__Lo que se pide__.
Reproduce completo y sin ningún cambio el fragmento que contiene la canción «Sal del mar».

__Fragmento del documento__.
——————————

Por cierto, desde aquí,

 

Tengan ustedes muy buenos días.


SAL DEL MAR

2009/01/03

Mis redes enredadas

queriéndote atrapar.

Mis manos ocupadas

soñándote abrazar, te canto:

 

Casa de pescadores

que viven de pescar,

te ofrezco sol y flores

si aceptas respirar

mi aire.

Deja de ser sirena,

sirena sal del mar.

 

Tus ojos anegados,

tus labios sin hablar.

Tu cuerpo bautizado

de espuma al salpicar

mi espera, desatada.

Un “No te vayas más.”

Risa de marejada…

y no miras atrás.

 

Pero por no estar sola

me alisas para andar

un caminito de olas

y empiezas a cantar:

 

Casa con estrellitas,

caballitos de mar.

Correr por las corrientes

si aceptas respirar

mis mares.

Deja a los pescadores

y ven conmigo al mar.

——————————

__Datos proporcionados__.
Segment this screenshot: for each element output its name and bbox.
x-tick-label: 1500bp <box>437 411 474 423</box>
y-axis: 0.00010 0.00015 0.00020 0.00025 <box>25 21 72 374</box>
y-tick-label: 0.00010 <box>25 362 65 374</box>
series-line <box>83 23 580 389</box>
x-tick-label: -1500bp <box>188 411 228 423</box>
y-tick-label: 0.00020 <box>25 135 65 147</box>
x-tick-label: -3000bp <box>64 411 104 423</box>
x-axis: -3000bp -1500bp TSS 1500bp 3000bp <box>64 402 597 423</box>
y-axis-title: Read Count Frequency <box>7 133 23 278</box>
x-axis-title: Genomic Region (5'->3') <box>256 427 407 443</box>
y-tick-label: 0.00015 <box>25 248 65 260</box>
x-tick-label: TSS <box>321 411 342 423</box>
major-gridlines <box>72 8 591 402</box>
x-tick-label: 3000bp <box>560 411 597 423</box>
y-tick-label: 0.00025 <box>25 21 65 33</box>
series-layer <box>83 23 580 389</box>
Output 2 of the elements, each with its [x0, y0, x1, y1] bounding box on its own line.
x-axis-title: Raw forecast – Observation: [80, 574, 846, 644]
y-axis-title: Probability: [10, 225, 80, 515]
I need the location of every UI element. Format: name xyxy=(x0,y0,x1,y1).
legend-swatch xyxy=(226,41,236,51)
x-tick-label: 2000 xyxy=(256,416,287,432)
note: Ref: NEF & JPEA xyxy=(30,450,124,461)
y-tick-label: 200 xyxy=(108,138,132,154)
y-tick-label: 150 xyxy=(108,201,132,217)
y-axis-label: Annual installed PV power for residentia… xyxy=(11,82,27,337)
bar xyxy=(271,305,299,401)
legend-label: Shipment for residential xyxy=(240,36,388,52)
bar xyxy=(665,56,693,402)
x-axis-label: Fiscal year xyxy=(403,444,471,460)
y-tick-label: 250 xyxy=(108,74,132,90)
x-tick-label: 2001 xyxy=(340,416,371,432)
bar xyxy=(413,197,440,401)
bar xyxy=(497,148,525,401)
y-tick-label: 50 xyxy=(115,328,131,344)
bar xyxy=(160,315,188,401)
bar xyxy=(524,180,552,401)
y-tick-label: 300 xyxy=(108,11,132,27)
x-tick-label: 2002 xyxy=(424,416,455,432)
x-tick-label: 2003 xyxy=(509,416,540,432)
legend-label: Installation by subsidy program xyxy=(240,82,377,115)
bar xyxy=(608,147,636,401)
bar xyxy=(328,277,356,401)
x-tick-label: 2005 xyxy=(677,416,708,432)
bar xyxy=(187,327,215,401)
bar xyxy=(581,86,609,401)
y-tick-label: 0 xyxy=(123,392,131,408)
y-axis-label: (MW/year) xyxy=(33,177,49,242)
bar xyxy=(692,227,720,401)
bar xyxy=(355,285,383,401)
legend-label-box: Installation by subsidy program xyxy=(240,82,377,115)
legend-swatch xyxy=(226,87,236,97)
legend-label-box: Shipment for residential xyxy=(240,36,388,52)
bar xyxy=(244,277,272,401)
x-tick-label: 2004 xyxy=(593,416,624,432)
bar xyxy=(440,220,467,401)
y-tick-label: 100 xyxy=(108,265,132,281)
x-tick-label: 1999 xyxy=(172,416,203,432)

——————————

__Espacio de respuesta__.
Por cierto, desde aquí,

 

Tengan ustedes muy buenos días.


SAL DEL MAR

2009/01/03

Mis redes enredadas

queriéndote atrapar.

Mis manos ocupadas

soñándote abrazar, te canto:

 

Casa de pescadores

que viven de pescar,

te ofrezco sol y flores

si aceptas respirar

mi aire.

Deja de ser sirena,

sirena sal del mar.

 

Tus ojos anegados,

tus labios sin hablar.

Tu cuerpo bautizado

de espuma al salpicar

mi espera, desatada.

Un “No te vayas más.”

Risa de marejada…

y no miras atrás.

 

Pero por no estar sola

me alisas para andar

un caminito de olas

y empiezas a cantar:

 

Casa con estrellitas,

caballitos de mar.

Correr por las corrientes

si aceptas respirar

mis mares.

Deja a los pescadores

y ven conmigo al mar.